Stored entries
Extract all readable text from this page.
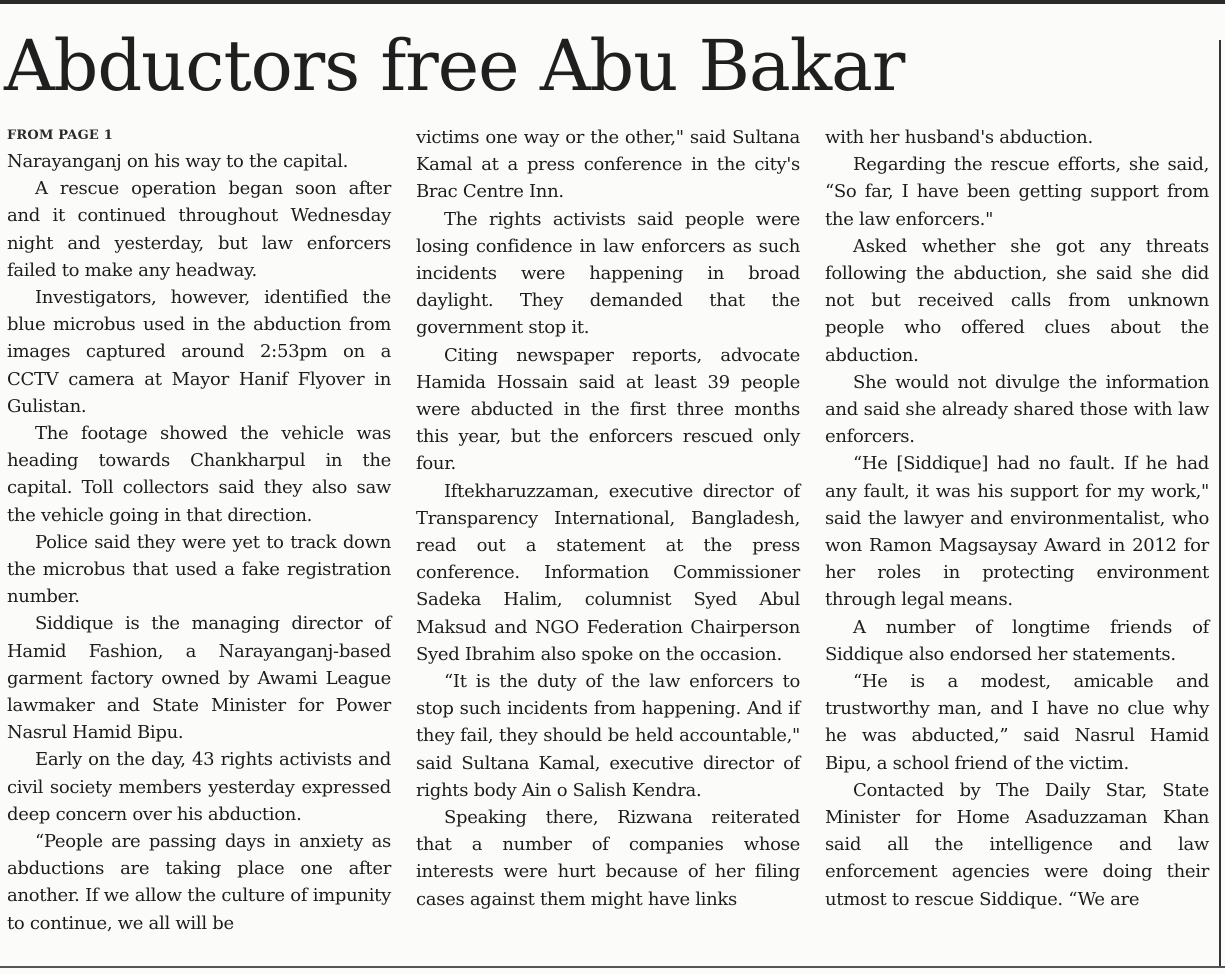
Abductors free Abu Bakar
FROM PAGE 1

Narayanganj on his way to the capital.

A rescue operation began soon after and it continued throughout Wednesday night and yesterday, but law enforcers failed to make any headway.

Investigators, however, identified the blue microbus used in the abduction from images captured around 2:53pm on a CCTV camera at Mayor Hanif Flyover in Gulistan.

The footage showed the vehicle was heading towards Chankharpul in the capital. Toll collectors said they also saw the vehicle going in that direction.

Police said they were yet to track down the microbus that used a fake registration number.

Siddique is the managing director of Hamid Fashion, a Narayanganj-based garment factory owned by Awami League lawmaker and State Minister for Power Nasrul Hamid Bipu.

Early on the day, 43 rights activists and civil society members yesterday expressed deep concern over his abduction.

“People are passing days in anxiety as abductions are taking place one after another. If we allow the culture of impunity to continue, we all will be

victims one way or the other," said Sultana Kamal at a press conference in the city's Brac Centre Inn.

The rights activists said people were losing confidence in law enforcers as such incidents were happening in broad daylight. They demanded that the government stop it.

Citing newspaper reports, advocate Hamida Hossain said at least 39 people were abducted in the first three months this year, but the enforcers rescued only four.

Iftekharuzzaman, executive director of Transparency International, Bangladesh, read out a statement at the press conference. Information Commissioner Sadeka Halim, columnist Syed Abul Maksud and NGO Federation Chairperson Syed Ibrahim also spoke on the occasion.

“It is the duty of the law enforcers to stop such incidents from happening. And if they fail, they should be held accountable," said Sultana Kamal, executive director of rights body Ain o Salish Kendra.

Speaking there, Rizwana reiterated that a number of companies whose interests were hurt because of her filing cases against them might have links

with her husband's abduction.

Regarding the rescue efforts, she said, “So far, I have been getting support from the law enforcers."

Asked whether she got any threats following the abduction, she said she did not but received calls from unknown people who offered clues about the abduction.

She would not divulge the information and said she already shared those with law enforcers.

“He [Siddique] had no fault. If he had any fault, it was his support for my work," said the lawyer and environmentalist, who won Ramon Magsaysay Award in 2012 for her roles in protecting environment through legal means.

A number of longtime friends of Siddique also endorsed her statements.

“He is a modest, amicable and trustworthy man, and I have no clue why he was abducted,” said Nasrul Hamid Bipu, a school friend of the victim.

Contacted by The Daily Star, State Minister for Home Asaduzzaman Khan said all the intelligence and law enforcement agencies were doing their utmost to rescue Siddique. “We are
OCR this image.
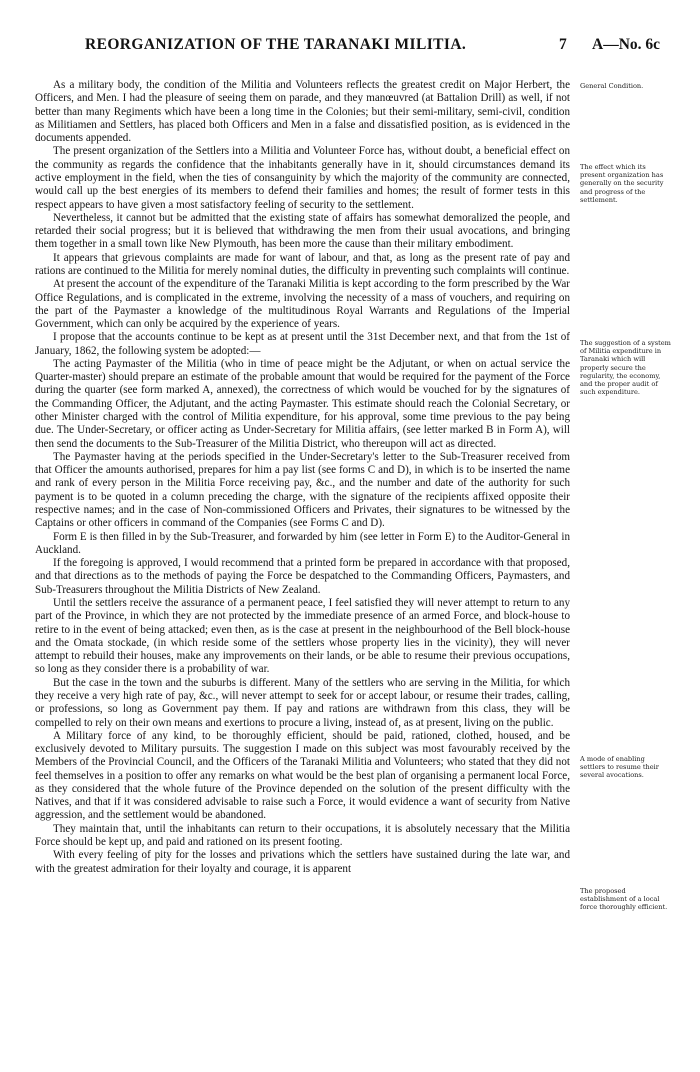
REORGANIZATION OF THE TARANAKI MILITIA.	7 A—No. 6c

As a military body, the condition of the Militia and Volunteers reflects the greatest credit on Major Herbert, the Officers, and Men. I had the pleasure of seeing them on parade, and they manœuvred (at Battalion Drill) as well, if not better than many Regiments which have been a long time in the Colonies; but their semi-military, semi-civil, condition as Militiamen and Settlers, has placed both Officers and Men in a false and dissatisfied position, as is evidenced in the documents appended.

The present organization of the Settlers into a Militia and Volunteer Force has, without doubt, a beneficial effect on the community as regards the confidence that the inhabitants generally have in it, should circumstances demand its active employment in the field, when the ties of consanguinity by which the majority of the community are connected, would call up the best energies of its members to defend their families and homes; the result of former tests in this respect appears to have given a most satisfactory feeling of security to the settlement.

Nevertheless, it cannot but be admitted that the existing state of affairs has somewhat demoralized the people, and retarded their social progress; but it is believed that withdrawing the men from their usual avocations, and bringing them together in a small town like New Plymouth, has been more the cause than their military embodiment.

It appears that grievous complaints are made for want of labour, and that, as long as the present rate of pay and rations are continued to the Militia for merely nominal duties, the difficulty in preventing such complaints will continue.

At present the account of the expenditure of the Taranaki Militia is kept according to the form prescribed by the War Office Regulations, and is complicated in the extreme, involving the necessity of a mass of vouchers, and requiring on the part of the Paymaster a knowledge of the multitudinous Royal Warrants and Regulations of the Imperial Government, which can only be acquired by the experience of years.

I propose that the accounts continue to be kept as at present until the 31st December next, and that from the 1st of January, 1862, the following system be adopted:—

The acting Paymaster of the Militia (who in time of peace might be the Adjutant, or when on actual service the Quarter-master) should prepare an estimate of the probable amount that would be required for the payment of the Force during the quarter (see form marked A, annexed), the correctness of which would be vouched for by the signatures of the Commanding Officer, the Adjutant, and the acting Paymaster. This estimate should reach the Colonial Secretary, or other Minister charged with the control of Militia expenditure, for his approval, some time previous to the pay being due. The Under-Secretary, or officer acting as Under-Secretary for Militia affairs, (see letter marked B in Form A), will then send the documents to the Sub-Treasurer of the Militia District, who thereupon will act as directed.

The Paymaster having at the periods specified in the Under-Secretary's letter to the Sub-Treasurer received from that Officer the amounts authorised, prepares for him a pay list (see forms C and D), in which is to be inserted the name and rank of every person in the Militia Force receiving pay, &c., and the number and date of the authority for such payment is to be quoted in a column preceding the charge, with the signature of the recipients affixed opposite their respective names; and in the case of Non-commissioned Officers and Privates, their signatures to be witnessed by the Captains or other officers in command of the Companies (see Forms C and D).

Form E is then filled in by the Sub-Treasurer, and forwarded by him (see letter in Form E) to the Auditor-General in Auckland.

If the foregoing is approved, I would recommend that a printed form be prepared in accordance with that proposed, and that directions as to the methods of paying the Force be despatched to the Commanding Officers, Paymasters, and Sub-Treasurers throughout the Militia Districts of New Zealand.

Until the settlers receive the assurance of a permanent peace, I feel satisfied they will never attempt to return to any part of the Province, in which they are not protected by the immediate presence of an armed Force, and block-house to retire to in the event of being attacked; even then, as is the case at present in the neighbourhood of the Bell block-house and the Omata stockade, (in which reside some of the settlers whose property lies in the vicinity), they will never attempt to rebuild their houses, make any improvements on their lands, or be able to resume their previous occupations, so long as they consider there is a probability of war.

But the case in the town and the suburbs is different. Many of the settlers who are serving in the Militia, for which they receive a very high rate of pay, &c., will never attempt to seek for or accept labour, or resume their trades, calling, or professions, so long as Government pay them. If pay and rations are withdrawn from this class, they will be compelled to rely on their own means and exertions to procure a living, instead of, as at present, living on the public.

A Military force of any kind, to be thoroughly efficient, should be paid, rationed, clothed, housed, and be exclusively devoted to Military pursuits. The suggestion I made on this subject was most favourably received by the Members of the Provincial Council, and the Officers of the Taranaki Militia and Volunteers; who stated that they did not feel themselves in a position to offer any remarks on what would be the best plan of organising a permanent local Force, as they considered that the whole future of the Province depended on the solution of the present difficulty with the Natives, and that if it was considered advisable to raise such a Force, it would evidence a want of security from Native aggression, and the settlement would be abandoned.

They maintain that, until the inhabitants can return to their occupations, it is absolutely necessary that the Militia Force should be kept up, and paid and rationed on its present footing.

With every feeling of pity for the losses and privations which the settlers have sustained during the late war, and with the greatest admiration for their loyalty and courage, it is apparent

General Condition.
The effect which its present organization has generally on the security and progress of the settlement.
The suggestion of a system of Militia expenditure in Taranaki which will properly secure the regularity, the economy, and the proper audit of such expenditure.
A mode of enabling settlers to resume their several avocations.
The proposed establishment of a local force thoroughly efficient.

• _Your task_
Pictures are excluded; repeat every record exactly.

• _Task output_
Extract all readable text from this page.
Abductors free Abu Bakar
FROM PAGE 1

Narayanganj on his way to the capital.

A rescue operation began soon after and it continued throughout Wednesday night and yesterday, but law enforcers failed to make any headway.

Investigators, however, identified the blue microbus used in the abduction from images captured around 2:53pm on a CCTV camera at Mayor Hanif Flyover in Gulistan.

The footage showed the vehicle was heading towards Chankharpul in the capital. Toll collectors said they also saw the vehicle going in that direction.

Police said they were yet to track down the microbus that used a fake registration number.

Siddique is the managing director of Hamid Fashion, a Narayanganj-based garment factory owned by Awami League lawmaker and State Minister for Power Nasrul Hamid Bipu.

Early on the day, 43 rights activists and civil society members yesterday expressed deep concern over his abduction.

“People are passing days in anxiety as abductions are taking place one after another. If we allow the culture of impunity to continue, we all will be

victims one way or the other," said Sultana Kamal at a press conference in the city's Brac Centre Inn.

The rights activists said people were losing confidence in law enforcers as such incidents were happening in broad daylight. They demanded that the government stop it.

Citing newspaper reports, advocate Hamida Hossain said at least 39 people were abducted in the first three months this year, but the enforcers rescued only four.

Iftekharuzzaman, executive director of Transparency International, Bangladesh, read out a statement at the press conference. Information Commissioner Sadeka Halim, columnist Syed Abul Maksud and NGO Federation Chairperson Syed Ibrahim also spoke on the occasion.

“It is the duty of the law enforcers to stop such incidents from happening. And if they fail, they should be held accountable," said Sultana Kamal, executive director of rights body Ain o Salish Kendra.

Speaking there, Rizwana reiterated that a number of companies whose interests were hurt because of her filing cases against them might have links

with her husband's abduction.

Regarding the rescue efforts, she said, “So far, I have been getting support from the law enforcers."

Asked whether she got any threats following the abduction, she said she did not but received calls from unknown people who offered clues about the abduction.

She would not divulge the information and said she already shared those with law enforcers.

“He [Siddique] had no fault. If he had any fault, it was his support for my work," said the lawyer and environmentalist, who won Ramon Magsaysay Award in 2012 for her roles in protecting environment through legal means.

A number of longtime friends of Siddique also endorsed her statements.

“He is a modest, amicable and trustworthy man, and I have no clue why he was abducted,” said Nasrul Hamid Bipu, a school friend of the victim.

Contacted by The Daily Star, State Minister for Home Asaduzzaman Khan said all the intelligence and law enforcement agencies were doing their utmost to rescue Siddique. “We are
OCR this image.
REORGANIZATION OF THE TARANAKI MILITIA.	7 A—No. 6c

As a military body, the condition of the Militia and Volunteers reflects the greatest credit on Major Herbert, the Officers, and Men. I had the pleasure of seeing them on parade, and they manœuvred (at Battalion Drill) as well, if not better than many Regiments which have been a long time in the Colonies; but their semi-military, semi-civil, condition as Militiamen and Settlers, has placed both Officers and Men in a false and dissatisfied position, as is evidenced in the documents appended.

The present organization of the Settlers into a Militia and Volunteer Force has, without doubt, a beneficial effect on the community as regards the confidence that the inhabitants generally have in it, should circumstances demand its active employment in the field, when the ties of consanguinity by which the majority of the community are connected, would call up the best energies of its members to defend their families and homes; the result of former tests in this respect appears to have given a most satisfactory feeling of security to the settlement.

Nevertheless, it cannot but be admitted that the existing state of affairs has somewhat demoralized the people, and retarded their social progress; but it is believed that withdrawing the men from their usual avocations, and bringing them together in a small town like New Plymouth, has been more the cause than their military embodiment.

It appears that grievous complaints are made for want of labour, and that, as long as the present rate of pay and rations are continued to the Militia for merely nominal duties, the difficulty in preventing such complaints will continue.

At present the account of the expenditure of the Taranaki Militia is kept according to the form prescribed by the War Office Regulations, and is complicated in the extreme, involving the necessity of a mass of vouchers, and requiring on the part of the Paymaster a knowledge of the multitudinous Royal Warrants and Regulations of the Imperial Government, which can only be acquired by the experience of years.

I propose that the accounts continue to be kept as at present until the 31st December next, and that from the 1st of January, 1862, the following system be adopted:—

The acting Paymaster of the Militia (who in time of peace might be the Adjutant, or when on actual service the Quarter-master) should prepare an estimate of the probable amount that would be required for the payment of the Force during the quarter (see form marked A, annexed), the correctness of which would be vouched for by the signatures of the Commanding Officer, the Adjutant, and the acting Paymaster. This estimate should reach the Colonial Secretary, or other Minister charged with the control of Militia expenditure, for his approval, some time previous to the pay being due. The Under-Secretary, or officer acting as Under-Secretary for Militia affairs, (see letter marked B in Form A), will then send the documents to the Sub-Treasurer of the Militia District, who thereupon will act as directed.

The Paymaster having at the periods specified in the Under-Secretary's letter to the Sub-Treasurer received from that Officer the amounts authorised, prepares for him a pay list (see forms C and D), in which is to be inserted the name and rank of every person in the Militia Force receiving pay, &c., and the number and date of the authority for such payment is to be quoted in a column preceding the charge, with the signature of the recipients affixed opposite their respective names; and in the case of Non-commissioned Officers and Privates, their signatures to be witnessed by the Captains or other officers in command of the Companies (see Forms C and D).

Form E is then filled in by the Sub-Treasurer, and forwarded by him (see letter in Form E) to the Auditor-General in Auckland.

If the foregoing is approved, I would recommend that a printed form be prepared in accordance with that proposed, and that directions as to the methods of paying the Force be despatched to the Commanding Officers, Paymasters, and Sub-Treasurers throughout the Militia Districts of New Zealand.

Until the settlers receive the assurance of a permanent peace, I feel satisfied they will never attempt to return to any part of the Province, in which they are not protected by the immediate presence of an armed Force, and block-house to retire to in the event of being attacked; even then, as is the case at present in the neighbourhood of the Bell block-house and the Omata stockade, (in which reside some of the settlers whose property lies in the vicinity), they will never attempt to rebuild their houses, make any improvements on their lands, or be able to resume their previous occupations, so long as they consider there is a probability of war.

But the case in the town and the suburbs is different. Many of the settlers who are serving in the Militia, for which they receive a very high rate of pay, &c., will never attempt to seek for or accept labour, or resume their trades, calling, or professions, so long as Government pay them. If pay and rations are withdrawn from this class, they will be compelled to rely on their own means and exertions to procure a living, instead of, as at present, living on the public.

A Military force of any kind, to be thoroughly efficient, should be paid, rationed, clothed, housed, and be exclusively devoted to Military pursuits. The suggestion I made on this subject was most favourably received by the Members of the Provincial Council, and the Officers of the Taranaki Militia and Volunteers; who stated that they did not feel themselves in a position to offer any remarks on what would be the best plan of organising a permanent local Force, as they considered that the whole future of the Province depended on the solution of the present difficulty with the Natives, and that if it was considered advisable to raise such a Force, it would evidence a want of security from Native aggression, and the settlement would be abandoned.

They maintain that, until the inhabitants can return to their occupations, it is absolutely necessary that the Militia Force should be kept up, and paid and rationed on its present footing.

With every feeling of pity for the losses and privations which the settlers have sustained during the late war, and with the greatest admiration for their loyalty and courage, it is apparent

General Condition.
The effect which its present organization has generally on the security and progress of the settlement.
The suggestion of a system of Militia expenditure in Taranaki which will properly secure the regularity, the economy, and the proper audit of such expenditure.
A mode of enabling settlers to resume their several avocations.
The proposed establishment of a local force thoroughly efficient.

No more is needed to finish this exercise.